§ **CHALLENGE**: Can you copy out the data exactly? Leave the images out.

§ **PROVIDED MATERIAL**:
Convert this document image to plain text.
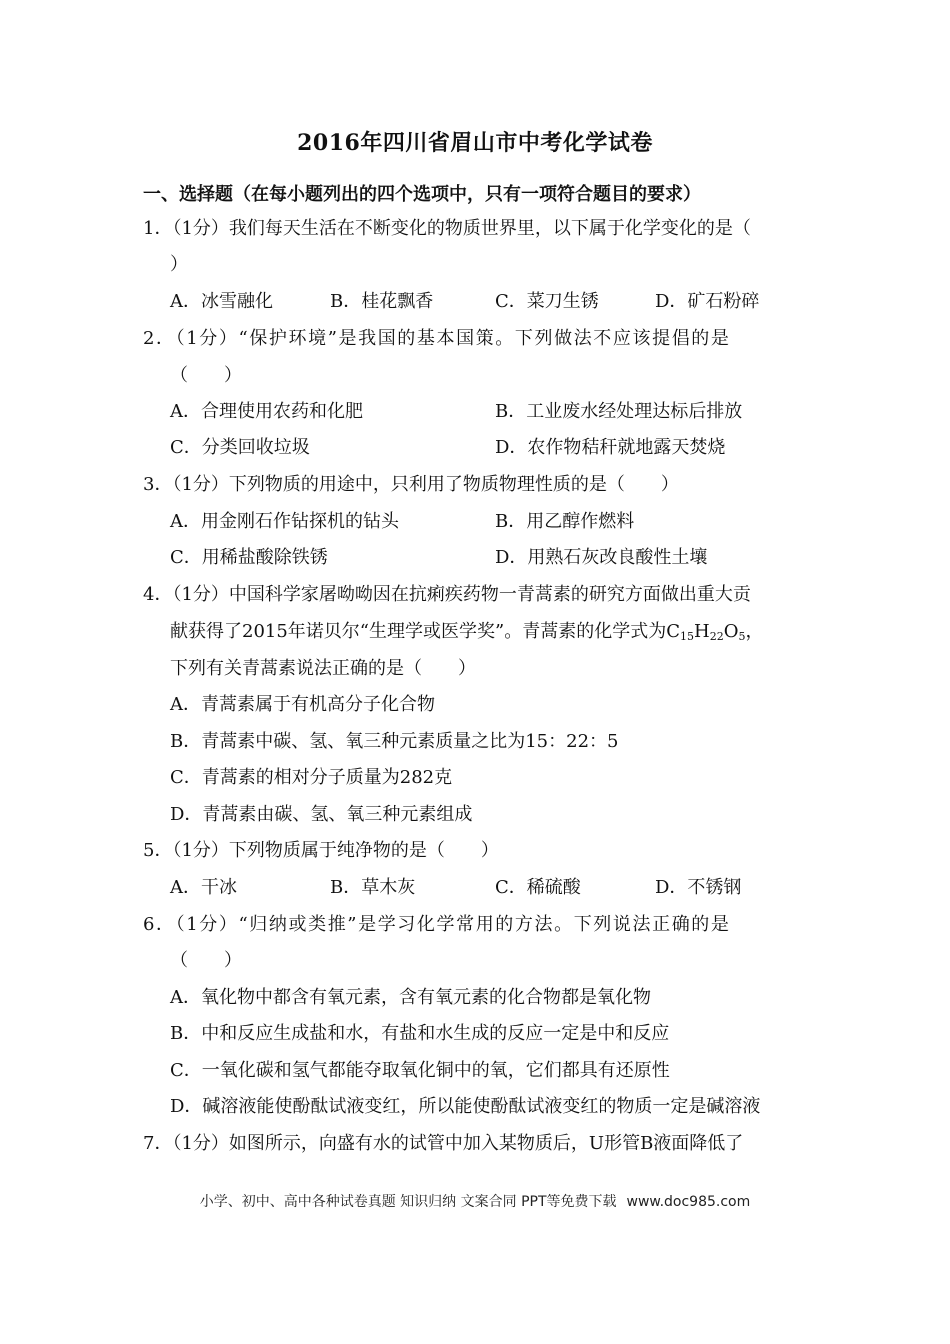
2016年四川省眉山市中考化学试卷
一、选择题（在每小题列出的四个选项中，只有一项符合题目的要求）
1．（1分）我们每天生活在不断变化的物质世界里，以下属于化学变化的是（
）
A．冰雪融化	B．桂花飘香	C．菜刀生锈	D．矿石粉碎
2．（1分）“保护环境”是我国的基本国策。下列做法不应该提倡的是
（　　）
A．合理使用农药和化肥	B．工业废水经处理达标后排放
C．分类回收垃圾	D．农作物秸秆就地露天焚烧
3．（1分）下列物质的用途中，只利用了物质物理性质的是（　　）
A．用金刚石作钻探机的钻头	B．用乙醇作燃料
C．用稀盐酸除铁锈	D．用熟石灰改良酸性土壤
4．（1分）中国科学家屠呦呦因在抗痢疾药物一青蒿素的研究方面做出重大贡
献获得了2015年诺贝尔“生理学或医学奖”。青蒿素的化学式为$C_{15}H_{22}O_5$，
下列有关青蒿素说法正确的是（　　）
A．青蒿素属于有机高分子化合物
B．青蒿素中碳、氢、氧三种元素质量之比为15：22：5
C．青蒿素的相对分子质量为282克
D．青蒿素由碳、氢、氧三种元素组成
5．（1分）下列物质属于纯净物的是（　　）
A．干冰	B．草木灰	C．稀硫酸	D．不锈钢
6．（1分）“归纳或类推”是学习化学常用的方法。下列说法正确的是
（　　）
A．氧化物中都含有氧元素，含有氧元素的化合物都是氧化物
B．中和反应生成盐和水，有盐和水生成的反应一定是中和反应
C．一氧化碳和氢气都能夺取氧化铜中的氧，它们都具有还原性
D．碱溶液能使酚酞试液变红，所以能使酚酞试液变红的物质一定是碱溶液
7．（1分）如图所示，向盛有水的试管中加入某物质后，U形管B液面降低了
小学、初中、高中各种试卷真题 知识归纳 文案合同 PPT等免费下载 www.doc985.com
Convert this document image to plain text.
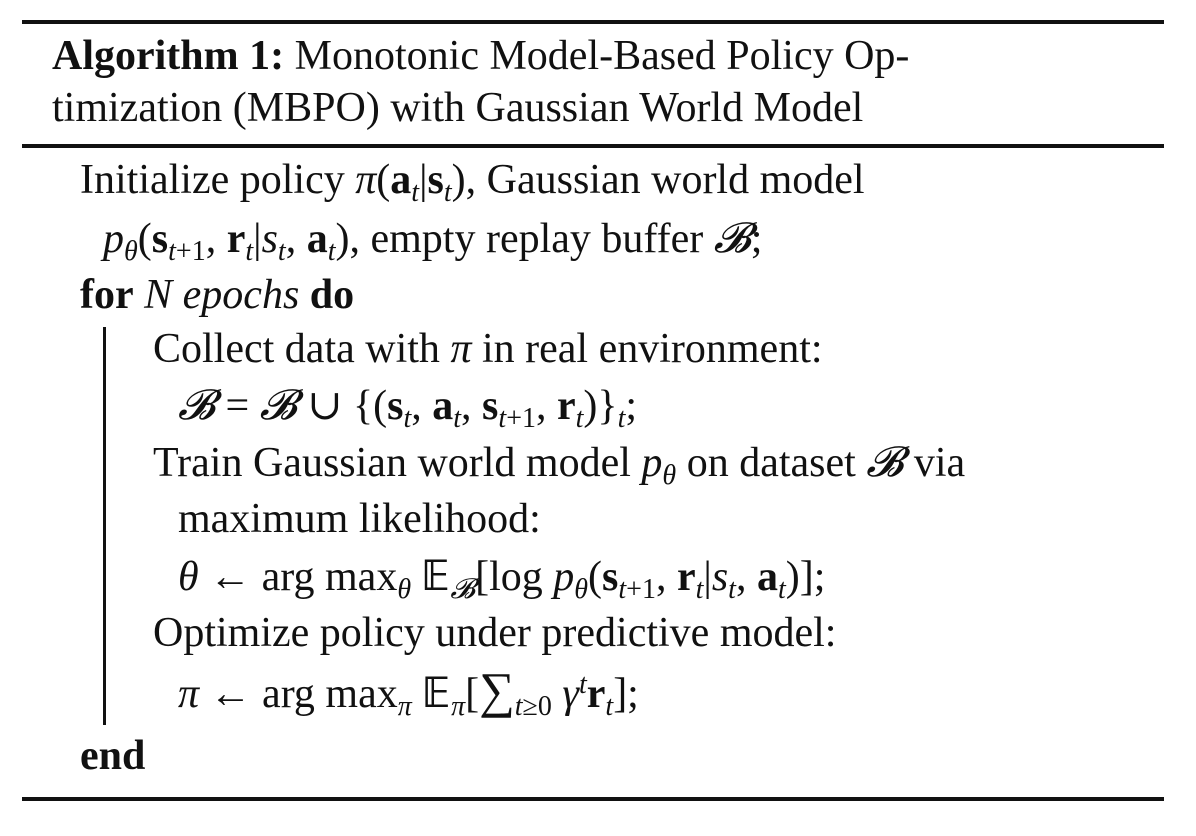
Algorithm 1: Monotonic Model-Based Policy Op-
timization (MBPO) with Gaussian World Model
Initialize policy $\pi(a_t|s_t)$, Gaussian world model
$p_\theta(s_{t+1}$, $r_t|s_t$, $a_t$), empty replay buffer 𝓑;
for N epochs do
Collect data with π in real environment:
𝓑 = 𝓑 ∪ {($s_t$, $a_t$, $s_{t+1}$, $r_t)\}_t$;
Train Gaussian world model $p_\theta$ on dataset 𝓑 via
maximum likelihood:
θ ← arg $\max_\theta$ 𝔼$_𝓑$[log $p_\theta(s_{t+1}$, $r_t|s_t$, $a_t$)];
Optimize policy under predictive model:
π ← arg $\max_\pi$ $𝔼_\pi[\sum_{t\ge 0}$ $\gamma^tr_t$];
end
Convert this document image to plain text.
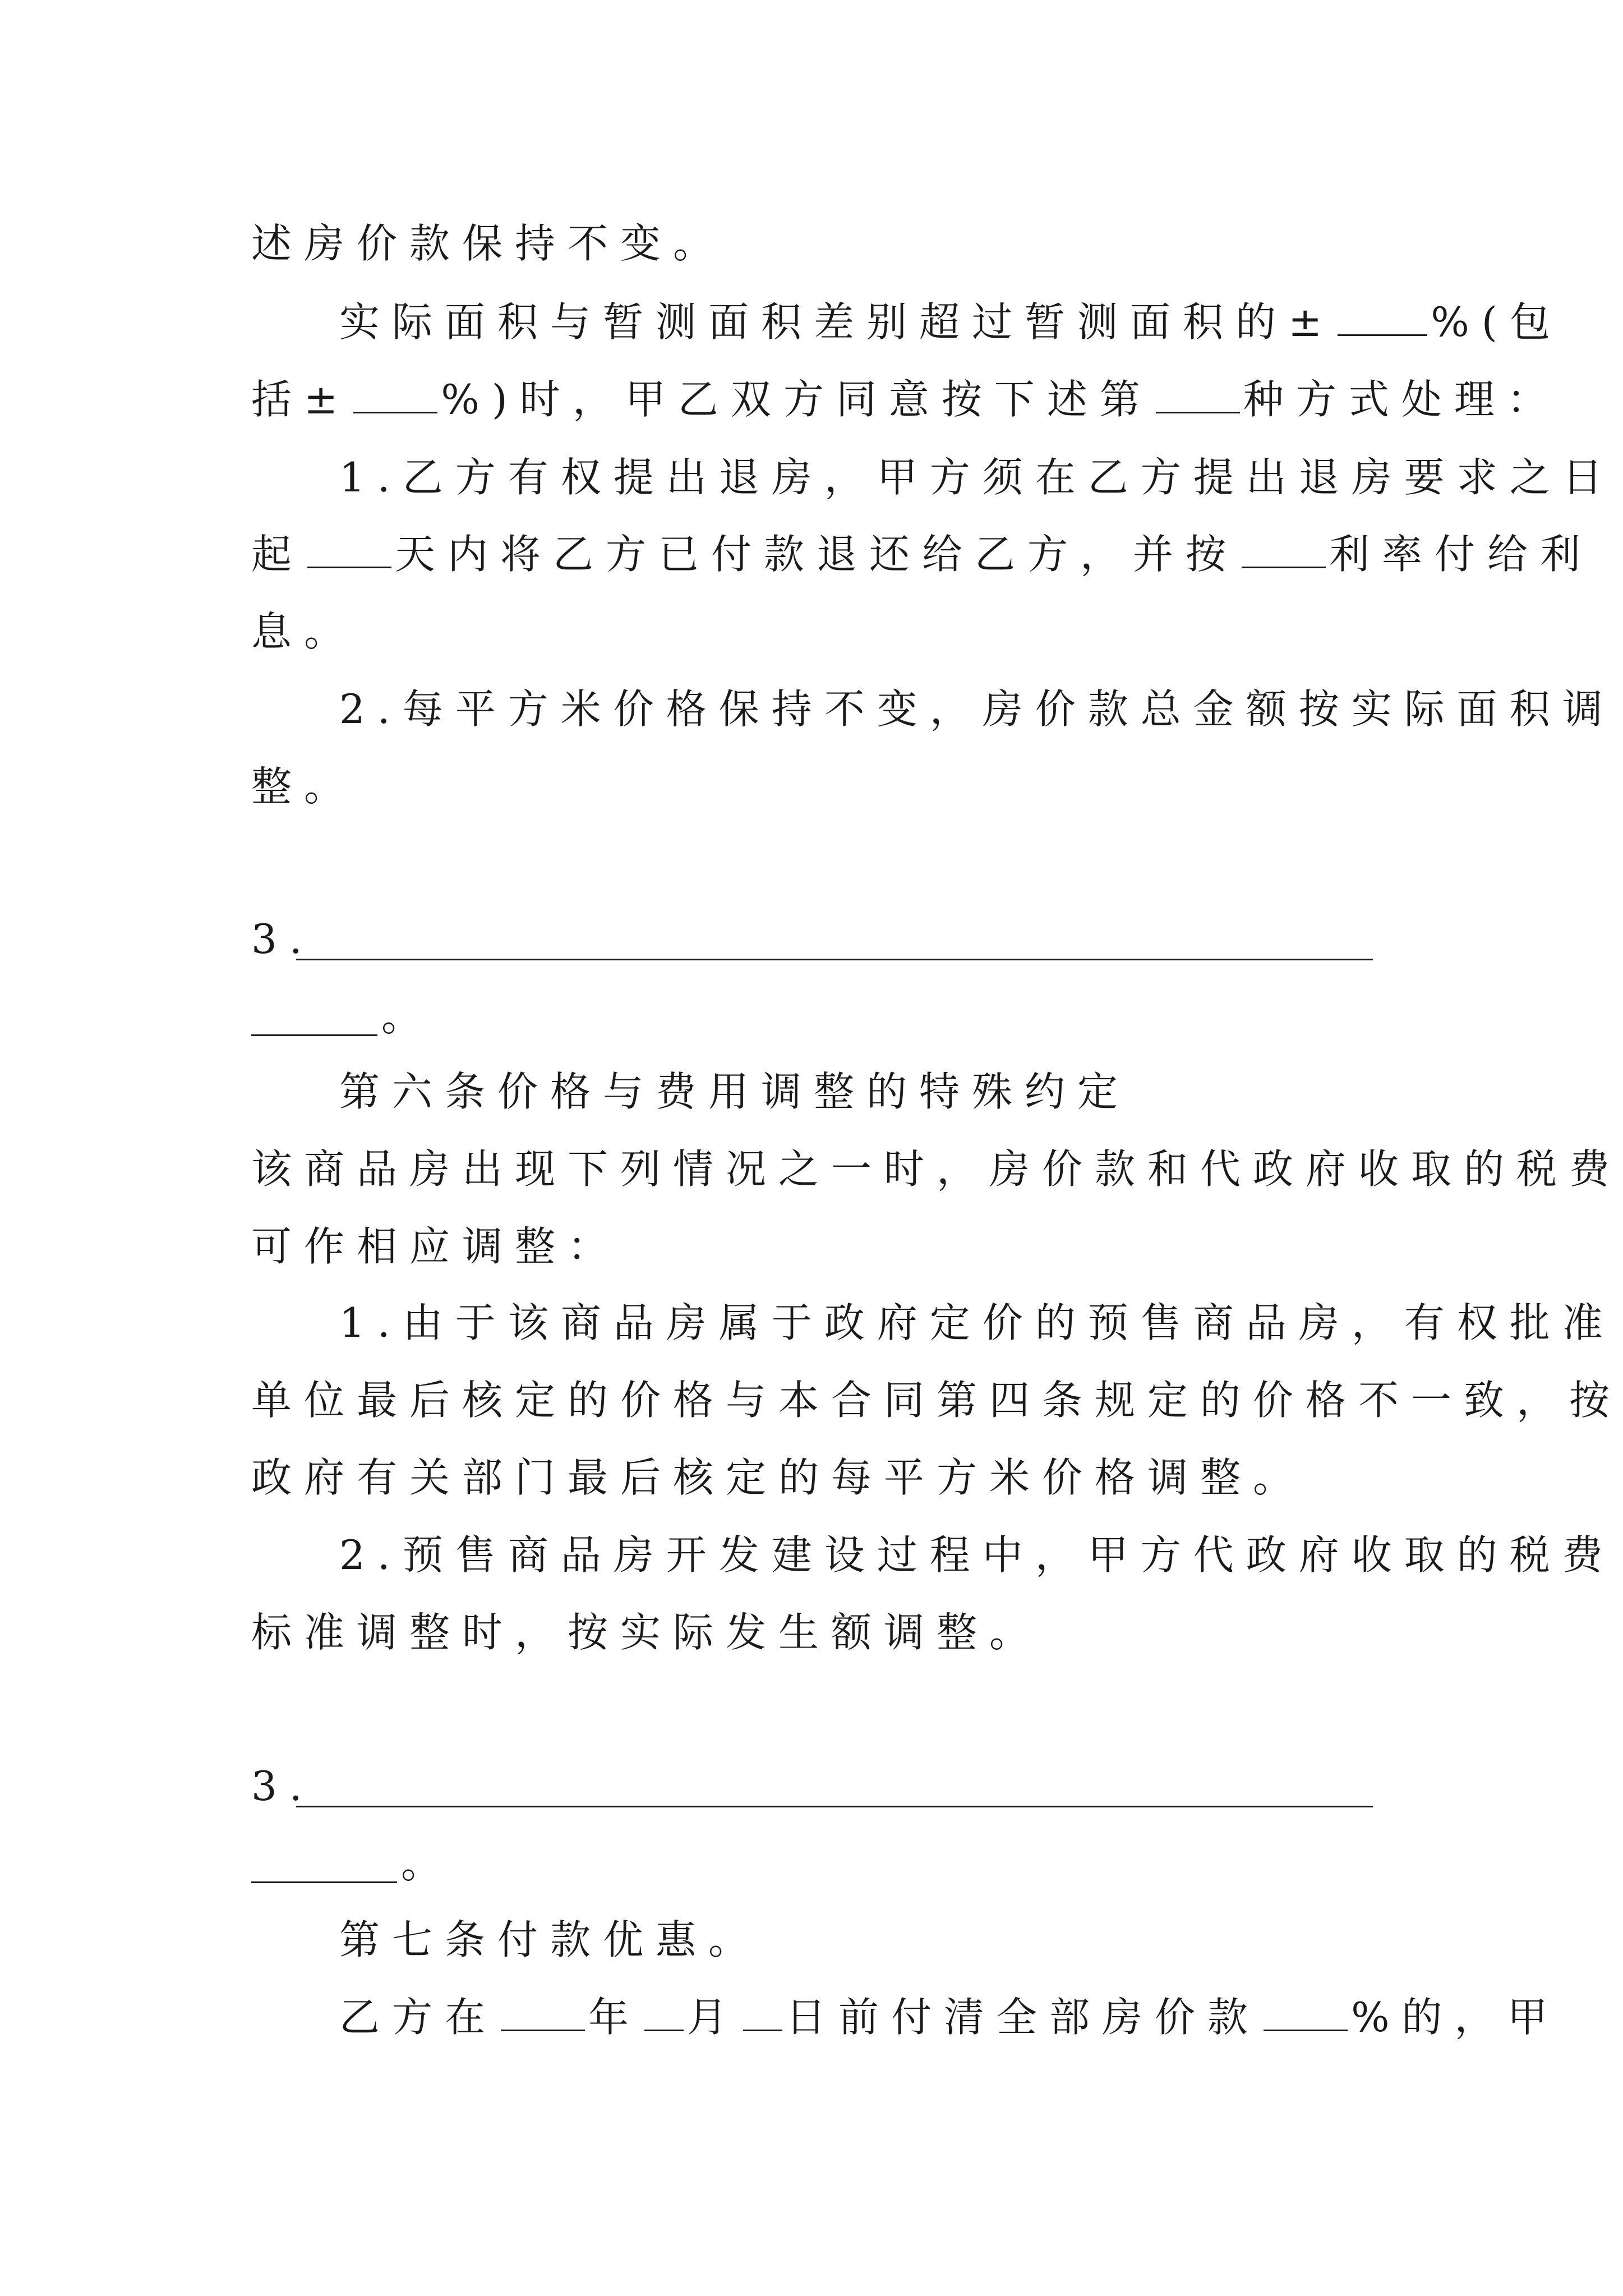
述房价款保持不变。
实际面积与暂测面积差别超过暂测面积的± %(包
括± %)时，甲乙双方同意按下述第 种方式处理：
1.乙方有权提出退房，甲方须在乙方提出退房要求之日
起 天内将乙方已付款退还给乙方，并按 利率付给利
息。
2.每平方米价格保持不变，房价款总金额按实际面积调
整。
3.
。
第六条价格与费用调整的特殊约定
该商品房出现下列情况之一时，房价款和代政府收取的税费
可作相应调整：
1.由于该商品房属于政府定价的预售商品房，有权批准
单位最后核定的价格与本合同第四条规定的价格不一致，按
政府有关部门最后核定的每平方米价格调整。
2.预售商品房开发建设过程中，甲方代政府收取的税费
标准调整时，按实际发生额调整。
3.
。
第七条付款优惠。
乙方在 年 月 日前付清全部房价款 %的，甲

§ **COMPLETED TASK**:
Convert this document image to plain text.
2016年四川省眉山市中考化学试卷
一、选择题（在每小题列出的四个选项中，只有一项符合题目的要求）
1．（1分）我们每天生活在不断变化的物质世界里，以下属于化学变化的是（
）
A．冰雪融化	B．桂花飘香	C．菜刀生锈	D．矿石粉碎
2．（1分）“保护环境”是我国的基本国策。下列做法不应该提倡的是
（　　）
A．合理使用农药和化肥	B．工业废水经处理达标后排放
C．分类回收垃圾	D．农作物秸秆就地露天焚烧
3．（1分）下列物质的用途中，只利用了物质物理性质的是（　　）
A．用金刚石作钻探机的钻头	B．用乙醇作燃料
C．用稀盐酸除铁锈	D．用熟石灰改良酸性土壤
4．（1分）中国科学家屠呦呦因在抗痢疾药物一青蒿素的研究方面做出重大贡
献获得了2015年诺贝尔“生理学或医学奖”。青蒿素的化学式为$C_{15}H_{22}O_5$，
下列有关青蒿素说法正确的是（　　）
A．青蒿素属于有机高分子化合物
B．青蒿素中碳、氢、氧三种元素质量之比为15：22：5
C．青蒿素的相对分子质量为282克
D．青蒿素由碳、氢、氧三种元素组成
5．（1分）下列物质属于纯净物的是（　　）
A．干冰	B．草木灰	C．稀硫酸	D．不锈钢
6．（1分）“归纳或类推”是学习化学常用的方法。下列说法正确的是
（　　）
A．氧化物中都含有氧元素，含有氧元素的化合物都是氧化物
B．中和反应生成盐和水，有盐和水生成的反应一定是中和反应
C．一氧化碳和氢气都能夺取氧化铜中的氧，它们都具有还原性
D．碱溶液能使酚酞试液变红，所以能使酚酞试液变红的物质一定是碱溶液
7．（1分）如图所示，向盛有水的试管中加入某物质后，U形管B液面降低了
小学、初中、高中各种试卷真题 知识归纳 文案合同 PPT等免费下载 www.doc985.com
Convert this document image to plain text.
Algorithm 1: Monotonic Model-Based Policy Op-
timization (MBPO) with Gaussian World Model
Initialize policy $\pi(a_t|s_t)$, Gaussian world model
$p_\theta(s_{t+1}$, $r_t|s_t$, $a_t$), empty replay buffer 𝓑;
for N epochs do
Collect data with π in real environment:
𝓑 = 𝓑 ∪ {($s_t$, $a_t$, $s_{t+1}$, $r_t)\}_t$;
Train Gaussian world model $p_\theta$ on dataset 𝓑 via
maximum likelihood:
θ ← arg $\max_\theta$ 𝔼$_𝓑$[log $p_\theta(s_{t+1}$, $r_t|s_t$, $a_t$)];
Optimize policy under predictive model:
π ← arg $\max_\pi$ $𝔼_\pi[\sum_{t\ge 0}$ $\gamma^tr_t$];
end
Convert this document image to plain text.
述房价款保持不变。
实际面积与暂测面积差别超过暂测面积的± %(包
括± %)时，甲乙双方同意按下述第 种方式处理：
1.乙方有权提出退房，甲方须在乙方提出退房要求之日
起 天内将乙方已付款退还给乙方，并按 利率付给利
息。
2.每平方米价格保持不变，房价款总金额按实际面积调
整。
3.
。
第六条价格与费用调整的特殊约定
该商品房出现下列情况之一时，房价款和代政府收取的税费
可作相应调整：
1.由于该商品房属于政府定价的预售商品房，有权批准
单位最后核定的价格与本合同第四条规定的价格不一致，按
政府有关部门最后核定的每平方米价格调整。
2.预售商品房开发建设过程中，甲方代政府收取的税费
标准调整时，按实际发生额调整。
3.
。
第七条付款优惠。
乙方在 年 月 日前付清全部房价款 %的，甲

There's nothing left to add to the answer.